Document
* start *

Installing the requirements#

Download the requirements.txt using the command:

wget https://raw.githubusercontent.com/aws-neuron/neuronx-distributed-training/master/requirements.txt

We can now install the dependencies of the library using the following command:

pip install -r requirements.txt ~/apex/dist/apex-0.1-py3-none-any.whl

Installing Neuronx Distributed Training framework#

To install the library, one can run the following command:

pip install neuronx_distributed_training --extra-index-url https://pip.repos.neuron.amazonaws.com

Common failures during installation#

This section goes over the common failures one can see during setup and how to resolve them.

  1. ``ModuleNotFoundError: No module named ‘Cython’``

    You may have to install Cython explicitly using pip install Cython

  2. Error while building ``youtokentome``

    If you get an error that says Python.h file not found, you may have to install python-dev and recreate the virtual env. To install python-dev, you can use the command: sudo apt-get install python-dev

  3. Mismatched torch and torch-xla version

    When you see an error that looks like:

 ImportError: env/lib/python3.10/site-packages/_XLAC.cpython-310-x86_64-linux-gnu.so: undefined symbol: _ZN3c109TupleTypeC1ESt6vectorINS_4Type24SingletonOrSharedTypePtrIS2_EESaIS4_EENS_8optionalINS_13QualifiedNameEEESt10shared_ptrINS_14FunctionSchemaEE

It indicates that the major versions of torch and torch-xla don't match.

Note

If you install torch again, make sure to install the corresponding torchvision version else that would have a conflict.

  1. Torch vision version error

    The below error indicates incorrect torchvision version. If installing torch=2.1, install torchvision=0.16 (This link shows which version of torchvision is compatible with which version of torch).

ValueError: Could not find the operator torchvision::nms. Please make sure you have already registered the operator
and (if registered from C++) loaded it via torch.ops.load_library.`
  1. Matplotlib lock error

    If you see the below error:

 TimeoutError: Lock error: Matplotlib failed to acquire the following lock file

This error means there is some contention in compute/worker nodes to access the matlotlib cache, and hence the timeout
error. To resolve this error, add or run ``python -c 'import matplotlib.pyplot as plt'`` command as part of your setup.
This will create a matplotlib cache and avoid the race condition.

* end *

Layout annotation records
* start *

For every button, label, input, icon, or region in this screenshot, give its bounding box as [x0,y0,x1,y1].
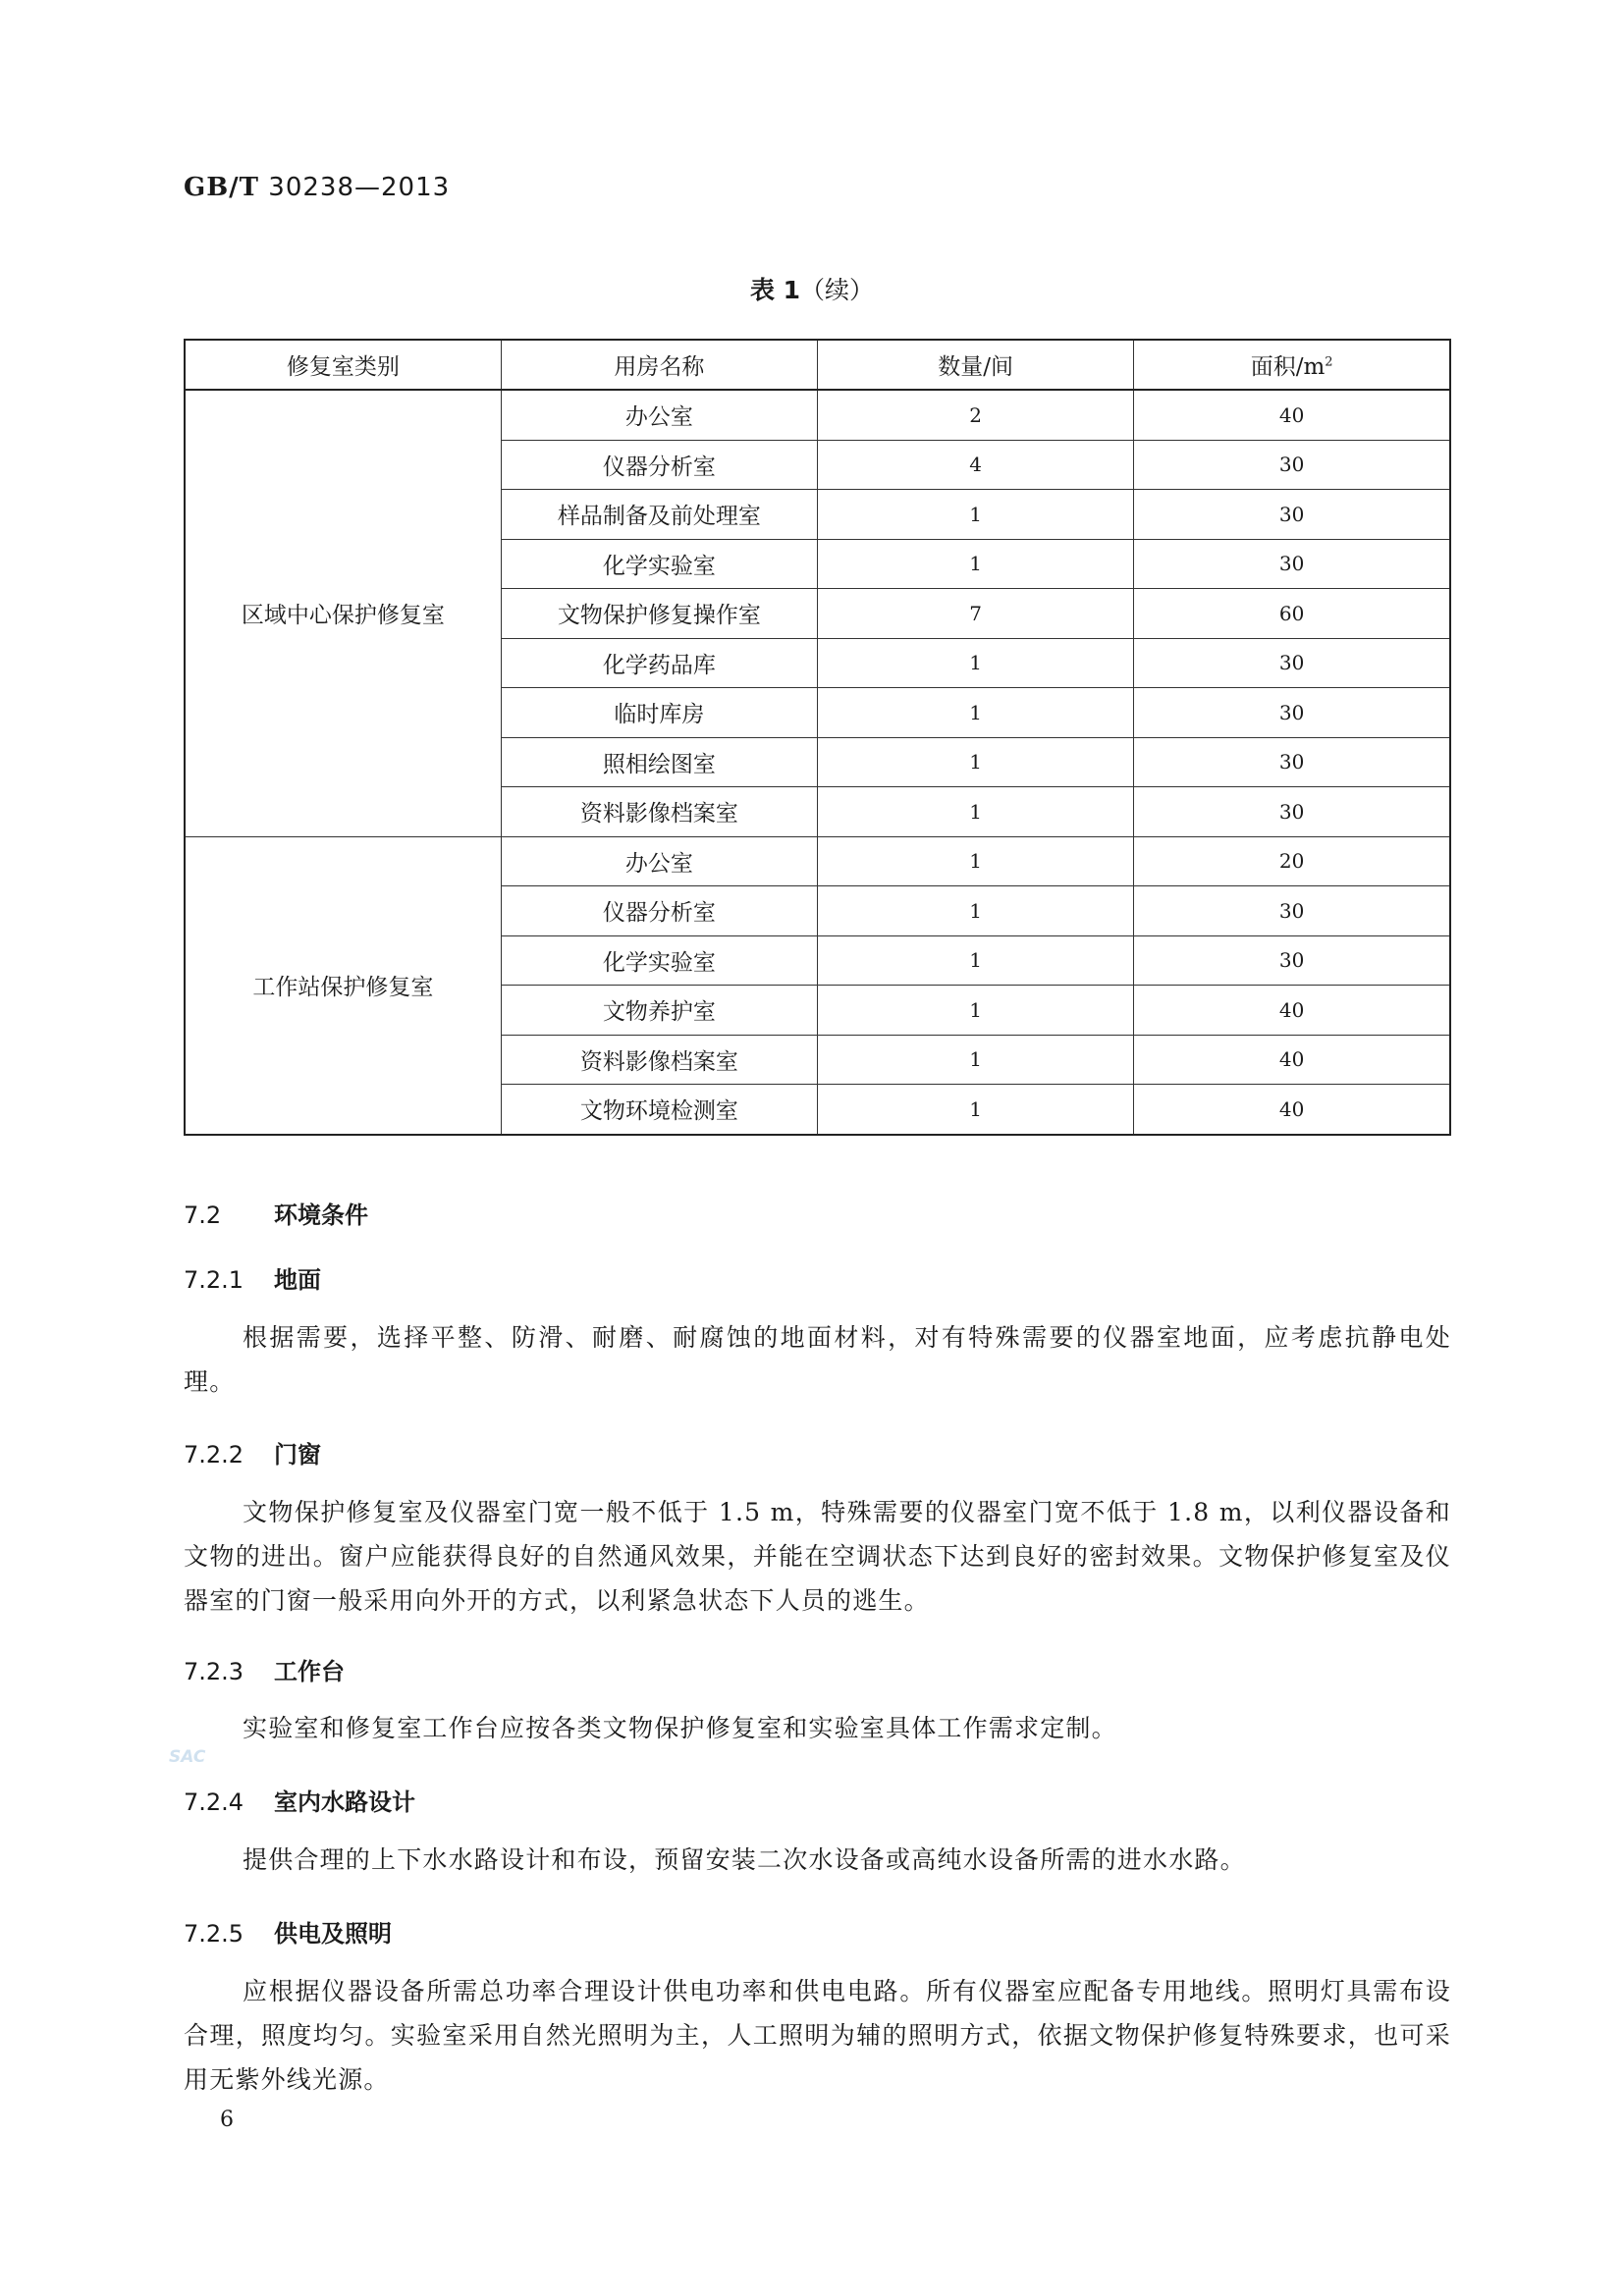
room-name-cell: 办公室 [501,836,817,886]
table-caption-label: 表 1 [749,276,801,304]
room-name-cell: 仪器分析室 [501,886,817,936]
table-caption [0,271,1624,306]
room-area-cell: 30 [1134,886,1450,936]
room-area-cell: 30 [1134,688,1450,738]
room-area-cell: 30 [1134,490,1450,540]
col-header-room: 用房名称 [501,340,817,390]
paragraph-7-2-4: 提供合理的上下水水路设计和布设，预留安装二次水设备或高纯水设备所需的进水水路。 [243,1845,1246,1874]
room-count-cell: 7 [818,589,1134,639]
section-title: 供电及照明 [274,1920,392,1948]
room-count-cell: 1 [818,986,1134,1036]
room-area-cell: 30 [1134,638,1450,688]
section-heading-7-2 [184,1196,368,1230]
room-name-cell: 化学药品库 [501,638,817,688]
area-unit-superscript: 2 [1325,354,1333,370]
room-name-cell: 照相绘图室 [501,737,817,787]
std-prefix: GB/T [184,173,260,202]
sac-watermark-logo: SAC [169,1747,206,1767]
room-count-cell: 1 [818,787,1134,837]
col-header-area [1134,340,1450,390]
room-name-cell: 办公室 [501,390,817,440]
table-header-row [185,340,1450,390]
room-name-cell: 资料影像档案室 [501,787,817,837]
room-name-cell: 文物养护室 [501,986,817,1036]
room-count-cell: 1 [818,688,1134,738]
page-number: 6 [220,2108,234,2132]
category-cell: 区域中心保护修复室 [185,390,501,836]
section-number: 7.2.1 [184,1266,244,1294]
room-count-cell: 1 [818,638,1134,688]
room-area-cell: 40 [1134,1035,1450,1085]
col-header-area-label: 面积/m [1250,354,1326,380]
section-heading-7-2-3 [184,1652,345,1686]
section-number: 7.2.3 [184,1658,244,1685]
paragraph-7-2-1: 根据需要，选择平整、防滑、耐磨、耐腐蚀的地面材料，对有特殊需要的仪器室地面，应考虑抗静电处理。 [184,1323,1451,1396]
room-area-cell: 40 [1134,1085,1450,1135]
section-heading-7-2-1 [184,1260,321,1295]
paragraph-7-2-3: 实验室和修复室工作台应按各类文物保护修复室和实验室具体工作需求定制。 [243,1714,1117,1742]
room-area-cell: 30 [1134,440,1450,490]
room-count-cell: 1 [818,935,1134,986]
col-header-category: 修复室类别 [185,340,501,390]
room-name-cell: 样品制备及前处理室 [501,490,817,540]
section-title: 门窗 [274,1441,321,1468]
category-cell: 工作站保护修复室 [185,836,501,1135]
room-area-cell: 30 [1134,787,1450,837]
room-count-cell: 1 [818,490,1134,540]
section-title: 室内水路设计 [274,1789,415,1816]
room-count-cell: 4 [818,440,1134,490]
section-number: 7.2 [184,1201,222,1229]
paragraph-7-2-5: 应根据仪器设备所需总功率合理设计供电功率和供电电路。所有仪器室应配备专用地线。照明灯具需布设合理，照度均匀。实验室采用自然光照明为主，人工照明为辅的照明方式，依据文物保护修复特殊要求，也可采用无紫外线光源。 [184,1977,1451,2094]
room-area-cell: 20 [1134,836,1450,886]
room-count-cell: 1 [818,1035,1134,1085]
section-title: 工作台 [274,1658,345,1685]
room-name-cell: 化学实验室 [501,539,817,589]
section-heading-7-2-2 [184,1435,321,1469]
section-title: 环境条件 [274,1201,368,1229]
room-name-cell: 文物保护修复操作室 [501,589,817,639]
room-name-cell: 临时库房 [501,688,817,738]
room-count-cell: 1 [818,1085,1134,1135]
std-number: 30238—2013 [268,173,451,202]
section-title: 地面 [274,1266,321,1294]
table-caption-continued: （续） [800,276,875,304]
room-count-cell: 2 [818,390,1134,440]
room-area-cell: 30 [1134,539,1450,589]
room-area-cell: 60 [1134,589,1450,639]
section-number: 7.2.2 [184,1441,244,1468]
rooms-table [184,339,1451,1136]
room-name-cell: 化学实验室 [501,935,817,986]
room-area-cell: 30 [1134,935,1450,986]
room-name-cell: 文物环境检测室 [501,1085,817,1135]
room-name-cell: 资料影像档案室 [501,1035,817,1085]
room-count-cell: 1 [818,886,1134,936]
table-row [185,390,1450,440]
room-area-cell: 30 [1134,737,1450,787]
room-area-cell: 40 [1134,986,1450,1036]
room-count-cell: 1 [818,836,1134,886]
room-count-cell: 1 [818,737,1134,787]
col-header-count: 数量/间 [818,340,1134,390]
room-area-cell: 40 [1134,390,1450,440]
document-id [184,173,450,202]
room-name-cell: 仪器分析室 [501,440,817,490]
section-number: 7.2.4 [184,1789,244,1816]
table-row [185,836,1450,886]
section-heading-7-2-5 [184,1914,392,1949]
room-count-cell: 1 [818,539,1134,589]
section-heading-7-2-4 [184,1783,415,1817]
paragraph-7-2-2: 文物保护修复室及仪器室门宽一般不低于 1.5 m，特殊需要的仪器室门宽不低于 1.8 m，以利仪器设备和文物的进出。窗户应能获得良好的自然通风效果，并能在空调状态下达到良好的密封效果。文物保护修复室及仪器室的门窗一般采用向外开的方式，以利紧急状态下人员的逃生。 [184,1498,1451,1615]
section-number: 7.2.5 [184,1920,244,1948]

* end *

Tasks to perform
a) Answer these questions using the installation guide:
(i) What command does it give for installing Cython explicitly?
(ii) Which torchvision version should be installed alongside torch=2.1?
(iii) What does it say the Matplotlib lock error means?
b) Quote from the installation guide, word for word, the passage starting with "pip install -r" and going on through "to resolve them.".

Task-by-task results
a)
(i) pip install Cython
(ii) torchvision=0.16
(iii) There is some contention in compute/worker nodes to access the matplotlib cache, which causes the timeout error.

b)
pip install -r requirements.txt ~/apex/dist/apex-0.1-py3-none-any.whl

Installing Neuronx Distributed Training framework#

To install the library, one can run the following command:

pip install neuronx_distributed_training --extra-index-url https://pip.repos.neuron.amazonaws.com

Common failures during installation#

This section goes over the common failures one can see during setup and how to resolve them.